%%

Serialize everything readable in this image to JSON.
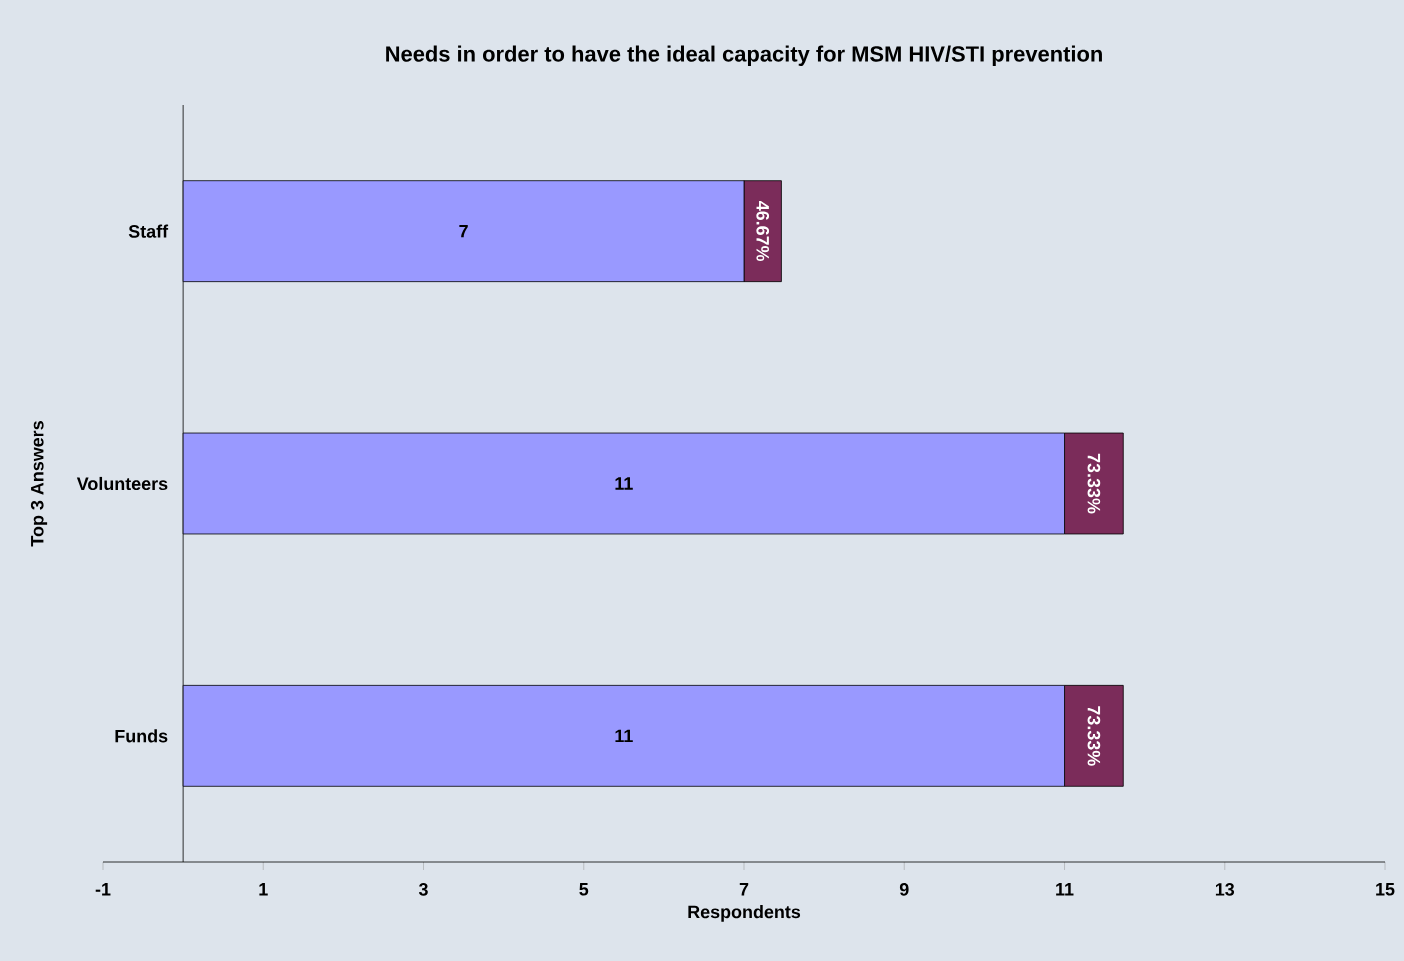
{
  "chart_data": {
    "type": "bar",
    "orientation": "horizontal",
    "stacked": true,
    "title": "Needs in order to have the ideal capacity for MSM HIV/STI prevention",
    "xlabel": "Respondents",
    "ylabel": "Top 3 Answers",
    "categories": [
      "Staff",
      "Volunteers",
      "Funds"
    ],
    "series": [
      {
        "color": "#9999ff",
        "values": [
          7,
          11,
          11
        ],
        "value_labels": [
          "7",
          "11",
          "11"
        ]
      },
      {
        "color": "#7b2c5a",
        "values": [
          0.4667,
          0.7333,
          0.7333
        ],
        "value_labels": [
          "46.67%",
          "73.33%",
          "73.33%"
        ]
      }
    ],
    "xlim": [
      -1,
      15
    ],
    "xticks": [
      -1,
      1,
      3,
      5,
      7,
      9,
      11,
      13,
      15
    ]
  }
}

%%

- [Your task] Print the whole listing above once more, word for word, without its pictures.

- [Correct result]
Serialize everything readable in this image to JSON.
{
  "chart_data": {
    "type": "bar",
    "orientation": "horizontal",
    "stacked": true,
    "title": "Needs in order to have the ideal capacity for MSM HIV/STI prevention",
    "xlabel": "Respondents",
    "ylabel": "Top 3 Answers",
    "categories": [
      "Staff",
      "Volunteers",
      "Funds"
    ],
    "series": [
      {
        "color": "#9999ff",
        "values": [
          7,
          11,
          11
        ],
        "value_labels": [
          "7",
          "11",
          "11"
        ]
      },
      {
        "color": "#7b2c5a",
        "values": [
          0.4667,
          0.7333,
          0.7333
        ],
        "value_labels": [
          "46.67%",
          "73.33%",
          "73.33%"
        ]
      }
    ],
    "xlim": [
      -1,
      15
    ],
    "xticks": [
      -1,
      1,
      3,
      5,
      7,
      9,
      11,
      13,
      15
    ]
  }
}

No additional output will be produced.